▸ Goal
Pull every line containing the word "Caspase" from the records.

▸ Data supplied
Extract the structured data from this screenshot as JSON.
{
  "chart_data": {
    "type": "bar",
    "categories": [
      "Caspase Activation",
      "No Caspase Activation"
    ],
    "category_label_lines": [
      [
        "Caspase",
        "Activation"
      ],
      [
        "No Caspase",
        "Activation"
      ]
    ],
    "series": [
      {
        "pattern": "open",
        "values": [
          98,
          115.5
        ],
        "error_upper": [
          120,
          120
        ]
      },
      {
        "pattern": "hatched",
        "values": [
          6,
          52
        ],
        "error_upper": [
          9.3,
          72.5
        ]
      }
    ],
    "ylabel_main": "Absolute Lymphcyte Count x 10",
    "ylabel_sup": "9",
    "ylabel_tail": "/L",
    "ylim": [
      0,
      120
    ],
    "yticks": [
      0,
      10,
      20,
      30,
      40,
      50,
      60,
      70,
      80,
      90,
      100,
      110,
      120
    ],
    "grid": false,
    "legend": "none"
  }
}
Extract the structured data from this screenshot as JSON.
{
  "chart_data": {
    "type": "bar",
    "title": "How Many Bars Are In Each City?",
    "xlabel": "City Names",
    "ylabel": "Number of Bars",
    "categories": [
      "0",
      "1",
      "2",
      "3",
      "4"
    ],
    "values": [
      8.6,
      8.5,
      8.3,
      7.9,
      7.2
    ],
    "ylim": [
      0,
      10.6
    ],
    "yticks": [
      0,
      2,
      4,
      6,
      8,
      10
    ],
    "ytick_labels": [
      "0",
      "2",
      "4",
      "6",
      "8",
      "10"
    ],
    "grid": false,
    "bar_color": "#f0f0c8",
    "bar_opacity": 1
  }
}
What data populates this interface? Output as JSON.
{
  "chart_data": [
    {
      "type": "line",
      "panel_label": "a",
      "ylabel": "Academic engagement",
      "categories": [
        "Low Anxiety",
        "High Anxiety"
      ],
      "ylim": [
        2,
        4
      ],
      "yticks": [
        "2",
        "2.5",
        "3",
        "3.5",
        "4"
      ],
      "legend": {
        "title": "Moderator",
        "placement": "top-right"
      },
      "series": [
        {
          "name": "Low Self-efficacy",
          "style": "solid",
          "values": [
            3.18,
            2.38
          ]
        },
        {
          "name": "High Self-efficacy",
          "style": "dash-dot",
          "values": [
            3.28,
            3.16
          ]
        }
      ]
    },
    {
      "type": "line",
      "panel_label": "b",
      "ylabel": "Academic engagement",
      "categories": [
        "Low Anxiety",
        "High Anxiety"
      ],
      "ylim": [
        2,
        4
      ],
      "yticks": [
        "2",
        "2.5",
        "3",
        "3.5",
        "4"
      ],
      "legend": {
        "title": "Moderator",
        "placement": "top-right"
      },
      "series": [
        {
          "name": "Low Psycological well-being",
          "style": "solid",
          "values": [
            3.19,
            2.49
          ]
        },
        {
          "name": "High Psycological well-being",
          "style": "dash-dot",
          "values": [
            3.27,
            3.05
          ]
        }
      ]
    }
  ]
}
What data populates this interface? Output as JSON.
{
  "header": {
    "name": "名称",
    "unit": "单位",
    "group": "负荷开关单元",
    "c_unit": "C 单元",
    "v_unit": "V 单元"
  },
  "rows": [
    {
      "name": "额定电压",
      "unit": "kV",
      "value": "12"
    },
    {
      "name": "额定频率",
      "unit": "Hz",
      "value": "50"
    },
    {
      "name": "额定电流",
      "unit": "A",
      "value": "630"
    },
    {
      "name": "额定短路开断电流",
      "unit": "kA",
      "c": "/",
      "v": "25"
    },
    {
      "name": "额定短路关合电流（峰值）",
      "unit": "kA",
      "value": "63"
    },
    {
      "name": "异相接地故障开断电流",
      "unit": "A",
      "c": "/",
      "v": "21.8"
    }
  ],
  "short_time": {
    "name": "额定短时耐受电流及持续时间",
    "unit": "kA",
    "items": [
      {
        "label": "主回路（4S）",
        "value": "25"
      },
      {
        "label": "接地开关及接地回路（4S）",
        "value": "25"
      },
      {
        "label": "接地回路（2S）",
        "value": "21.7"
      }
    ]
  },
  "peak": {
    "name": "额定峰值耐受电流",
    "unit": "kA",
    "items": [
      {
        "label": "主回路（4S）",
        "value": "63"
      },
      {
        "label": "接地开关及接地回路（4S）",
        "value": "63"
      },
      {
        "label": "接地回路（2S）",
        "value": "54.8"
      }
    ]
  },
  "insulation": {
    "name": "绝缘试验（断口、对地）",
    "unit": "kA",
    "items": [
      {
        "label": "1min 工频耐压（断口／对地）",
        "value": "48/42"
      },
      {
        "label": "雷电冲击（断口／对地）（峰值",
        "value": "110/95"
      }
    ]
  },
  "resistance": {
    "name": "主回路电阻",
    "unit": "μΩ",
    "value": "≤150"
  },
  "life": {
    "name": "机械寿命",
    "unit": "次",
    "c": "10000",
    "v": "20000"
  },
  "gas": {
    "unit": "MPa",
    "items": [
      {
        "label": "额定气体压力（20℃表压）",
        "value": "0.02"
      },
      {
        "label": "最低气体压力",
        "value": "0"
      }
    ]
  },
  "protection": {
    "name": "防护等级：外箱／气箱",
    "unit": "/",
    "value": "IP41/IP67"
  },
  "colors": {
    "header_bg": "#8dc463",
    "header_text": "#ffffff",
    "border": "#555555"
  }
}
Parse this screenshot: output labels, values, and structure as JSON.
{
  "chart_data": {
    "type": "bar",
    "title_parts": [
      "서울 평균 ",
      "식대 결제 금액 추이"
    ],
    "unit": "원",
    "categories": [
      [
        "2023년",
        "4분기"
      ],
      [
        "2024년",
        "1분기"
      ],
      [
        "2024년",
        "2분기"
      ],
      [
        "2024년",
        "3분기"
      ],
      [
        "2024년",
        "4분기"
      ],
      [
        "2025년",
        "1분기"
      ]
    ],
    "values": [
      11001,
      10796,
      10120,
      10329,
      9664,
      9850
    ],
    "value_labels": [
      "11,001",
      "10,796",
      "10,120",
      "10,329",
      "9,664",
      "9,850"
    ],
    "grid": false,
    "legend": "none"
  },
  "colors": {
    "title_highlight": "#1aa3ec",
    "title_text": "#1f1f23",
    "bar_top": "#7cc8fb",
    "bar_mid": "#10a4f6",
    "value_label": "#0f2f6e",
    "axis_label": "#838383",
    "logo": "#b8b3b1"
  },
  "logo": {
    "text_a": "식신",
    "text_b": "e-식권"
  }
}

▸ Response below
      "Caspase Activation",
      "No Caspase Activation"
        "Caspase",
        "No Caspase",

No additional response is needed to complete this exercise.